Wherever the word "reserved" shows up in a line, please copy that line.

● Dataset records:
——————

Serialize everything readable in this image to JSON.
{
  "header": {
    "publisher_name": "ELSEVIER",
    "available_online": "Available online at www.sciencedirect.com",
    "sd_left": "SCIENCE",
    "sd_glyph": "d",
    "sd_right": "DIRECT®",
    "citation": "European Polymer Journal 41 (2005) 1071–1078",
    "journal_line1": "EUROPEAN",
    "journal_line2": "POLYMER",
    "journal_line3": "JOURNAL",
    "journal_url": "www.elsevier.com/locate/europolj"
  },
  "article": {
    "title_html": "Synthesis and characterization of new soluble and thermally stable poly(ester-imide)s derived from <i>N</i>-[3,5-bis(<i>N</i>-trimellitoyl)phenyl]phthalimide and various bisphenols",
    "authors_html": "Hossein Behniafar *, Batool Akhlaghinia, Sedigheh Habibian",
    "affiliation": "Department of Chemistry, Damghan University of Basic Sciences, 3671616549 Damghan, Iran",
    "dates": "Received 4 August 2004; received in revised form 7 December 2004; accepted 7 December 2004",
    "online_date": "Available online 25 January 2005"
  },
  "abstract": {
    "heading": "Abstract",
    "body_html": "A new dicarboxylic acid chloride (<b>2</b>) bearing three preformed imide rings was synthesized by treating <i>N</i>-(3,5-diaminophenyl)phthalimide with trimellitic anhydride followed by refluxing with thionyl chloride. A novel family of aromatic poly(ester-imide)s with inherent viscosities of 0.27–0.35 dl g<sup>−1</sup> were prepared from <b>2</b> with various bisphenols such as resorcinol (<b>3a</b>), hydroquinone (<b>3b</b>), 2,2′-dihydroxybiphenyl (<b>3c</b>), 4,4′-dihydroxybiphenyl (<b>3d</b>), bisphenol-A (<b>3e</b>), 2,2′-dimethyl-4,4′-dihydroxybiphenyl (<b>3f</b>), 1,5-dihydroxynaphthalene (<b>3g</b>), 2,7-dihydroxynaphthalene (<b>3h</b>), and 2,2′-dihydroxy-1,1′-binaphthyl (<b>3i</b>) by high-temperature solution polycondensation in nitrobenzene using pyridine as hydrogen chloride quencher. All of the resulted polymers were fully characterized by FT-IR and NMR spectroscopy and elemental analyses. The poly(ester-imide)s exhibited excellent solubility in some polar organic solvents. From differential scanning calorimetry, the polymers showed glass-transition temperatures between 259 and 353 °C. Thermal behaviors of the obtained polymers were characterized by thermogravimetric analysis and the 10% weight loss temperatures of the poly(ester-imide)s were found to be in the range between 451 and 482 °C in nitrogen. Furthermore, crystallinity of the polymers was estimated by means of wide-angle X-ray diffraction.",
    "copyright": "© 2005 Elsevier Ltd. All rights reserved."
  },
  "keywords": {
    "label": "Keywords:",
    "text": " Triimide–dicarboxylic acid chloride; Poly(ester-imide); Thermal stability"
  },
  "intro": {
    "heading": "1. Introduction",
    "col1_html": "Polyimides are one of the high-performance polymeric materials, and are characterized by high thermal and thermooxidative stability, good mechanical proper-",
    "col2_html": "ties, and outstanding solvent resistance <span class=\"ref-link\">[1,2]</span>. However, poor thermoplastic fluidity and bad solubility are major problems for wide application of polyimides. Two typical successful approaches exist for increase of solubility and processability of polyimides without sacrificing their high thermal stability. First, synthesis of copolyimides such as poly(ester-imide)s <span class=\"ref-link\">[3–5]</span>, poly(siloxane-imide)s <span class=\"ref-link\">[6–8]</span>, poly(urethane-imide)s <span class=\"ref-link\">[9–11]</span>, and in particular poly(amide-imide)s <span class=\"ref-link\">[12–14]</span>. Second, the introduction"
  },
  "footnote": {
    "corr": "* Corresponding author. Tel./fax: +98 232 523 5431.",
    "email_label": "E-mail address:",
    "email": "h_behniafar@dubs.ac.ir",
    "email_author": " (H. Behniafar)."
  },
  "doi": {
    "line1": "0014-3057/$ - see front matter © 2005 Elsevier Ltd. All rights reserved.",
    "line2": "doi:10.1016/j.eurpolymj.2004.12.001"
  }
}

——————

● FINAL ANSWER:
    "copyright": "© 2005 Elsevier Ltd. All rights reserved."
    "line1": "0014-3057/$ - see front matter © 2005 Elsevier Ltd. All rights reserved.",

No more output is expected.